• [Objective] In this exercise, return the whole listing exactly, excluding any images.

------

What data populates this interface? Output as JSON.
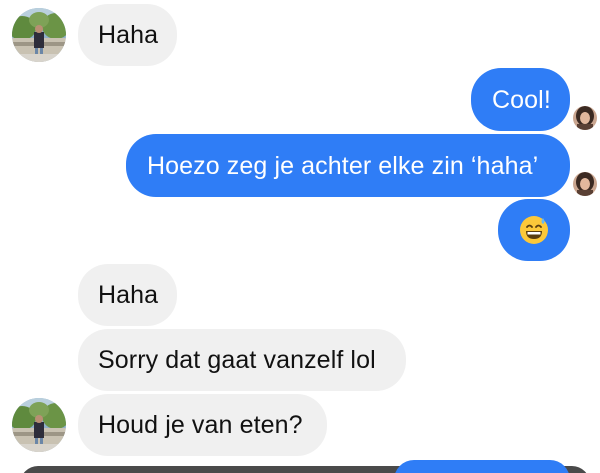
{
  "messages": [
    {
      "text": "Haha"
    },
    {
      "text": "Cool!"
    },
    {
      "text": "Hoezo zeg je achter elke zin ‘haha’"
    },
    {
      "text": "Haha"
    },
    {
      "text": "Sorry dat gaat vanzelf lol"
    },
    {
      "text": "Houd je van eten?"
    }
  ],
  "emoji_message": {
    "icon": "grinning-sweat-emoji"
  },
  "colors": {
    "outgoing_bubble": "#2f7df6",
    "incoming_bubble": "#f0f0f0",
    "incoming_text": "#111111",
    "outgoing_text": "#ffffff"
  }
}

------

• [Written answer]
What data populates this interface? Output as JSON.
{
  "messages": [
    {
      "text": "Haha"
    },
    {
      "text": "Cool!"
    },
    {
      "text": "Hoezo zeg je achter elke zin ‘haha’"
    },
    {
      "text": "Haha"
    },
    {
      "text": "Sorry dat gaat vanzelf lol"
    },
    {
      "text": "Houd je van eten?"
    }
  ],
  "emoji_message": {
    "icon": "grinning-sweat-emoji"
  },
  "colors": {
    "outgoing_bubble": "#2f7df6",
    "incoming_bubble": "#f0f0f0",
    "incoming_text": "#111111",
    "outgoing_text": "#ffffff"
  }
}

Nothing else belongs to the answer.